• Aim: Find each line containing the string "安全生产月". Copy it.

* Start Records for the task *

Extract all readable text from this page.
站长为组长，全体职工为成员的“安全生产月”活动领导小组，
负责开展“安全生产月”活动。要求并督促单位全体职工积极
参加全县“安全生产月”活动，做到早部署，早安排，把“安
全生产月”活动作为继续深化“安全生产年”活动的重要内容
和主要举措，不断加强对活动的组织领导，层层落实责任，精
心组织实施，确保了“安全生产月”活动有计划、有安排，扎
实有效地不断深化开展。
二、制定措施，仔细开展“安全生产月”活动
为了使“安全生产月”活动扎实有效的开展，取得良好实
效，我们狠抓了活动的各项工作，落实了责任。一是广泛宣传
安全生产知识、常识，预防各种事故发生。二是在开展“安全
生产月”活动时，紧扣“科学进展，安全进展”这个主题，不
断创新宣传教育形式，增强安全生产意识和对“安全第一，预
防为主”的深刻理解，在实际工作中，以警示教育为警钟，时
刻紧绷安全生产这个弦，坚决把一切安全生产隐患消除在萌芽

* End Records for the task *

• Task output:
站长为组长，全体职工为成员的“安全生产月”活动领导小组，
负责开展“安全生产月”活动。要求并督促单位全体职工积极
参加全县“安全生产月”活动，做到早部署，早安排，把“安
心组织实施，确保了“安全生产月”活动有计划、有安排，扎
二、制定措施，仔细开展“安全生产月”活动
为了使“安全生产月”活动扎实有效的开展，取得良好实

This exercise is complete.